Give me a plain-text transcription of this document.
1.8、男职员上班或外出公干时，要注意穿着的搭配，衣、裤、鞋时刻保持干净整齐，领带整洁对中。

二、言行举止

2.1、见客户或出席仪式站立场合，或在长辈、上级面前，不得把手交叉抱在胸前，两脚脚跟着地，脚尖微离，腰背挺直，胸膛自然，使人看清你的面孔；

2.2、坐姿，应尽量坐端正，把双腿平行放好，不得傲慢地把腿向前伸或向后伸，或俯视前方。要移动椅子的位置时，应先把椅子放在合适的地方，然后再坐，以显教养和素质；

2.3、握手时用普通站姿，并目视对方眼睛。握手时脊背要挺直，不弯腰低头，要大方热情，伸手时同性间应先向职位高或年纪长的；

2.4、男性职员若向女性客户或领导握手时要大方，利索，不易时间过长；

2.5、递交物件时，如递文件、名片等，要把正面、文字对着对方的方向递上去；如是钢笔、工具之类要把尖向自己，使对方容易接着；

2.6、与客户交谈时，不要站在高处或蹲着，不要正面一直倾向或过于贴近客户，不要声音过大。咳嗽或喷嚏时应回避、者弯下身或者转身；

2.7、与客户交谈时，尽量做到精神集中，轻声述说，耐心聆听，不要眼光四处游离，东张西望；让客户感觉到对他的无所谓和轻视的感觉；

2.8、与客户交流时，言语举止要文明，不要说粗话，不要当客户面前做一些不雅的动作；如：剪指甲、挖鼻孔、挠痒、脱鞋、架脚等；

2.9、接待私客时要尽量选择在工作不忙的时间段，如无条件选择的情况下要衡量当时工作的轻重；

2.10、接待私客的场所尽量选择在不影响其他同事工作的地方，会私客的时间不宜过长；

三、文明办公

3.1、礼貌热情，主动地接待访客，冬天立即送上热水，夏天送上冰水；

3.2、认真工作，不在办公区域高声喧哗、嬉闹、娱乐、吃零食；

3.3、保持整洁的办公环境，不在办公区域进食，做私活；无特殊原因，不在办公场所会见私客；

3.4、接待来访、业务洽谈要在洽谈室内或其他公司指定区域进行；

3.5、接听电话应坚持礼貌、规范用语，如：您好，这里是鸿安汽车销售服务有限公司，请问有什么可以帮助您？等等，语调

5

◆ WRITTEN PROBLEM:
Find the word "与客户交谈时" in the data and copy out each line where it turns up.

◆ TASK SOLUTION:
2.6、与客户交谈时，不要站在高处或蹲着，不要正面一直倾向或过于贴近客户，不要声音过大。咳嗽或喷嚏时应回避、者弯下身或者转身；
2.7、与客户交谈时，尽量做到精神集中，轻声述说，耐心聆听，不要眼光四处游离，东张西望；让客户感觉到对他的无所谓和轻视的感觉；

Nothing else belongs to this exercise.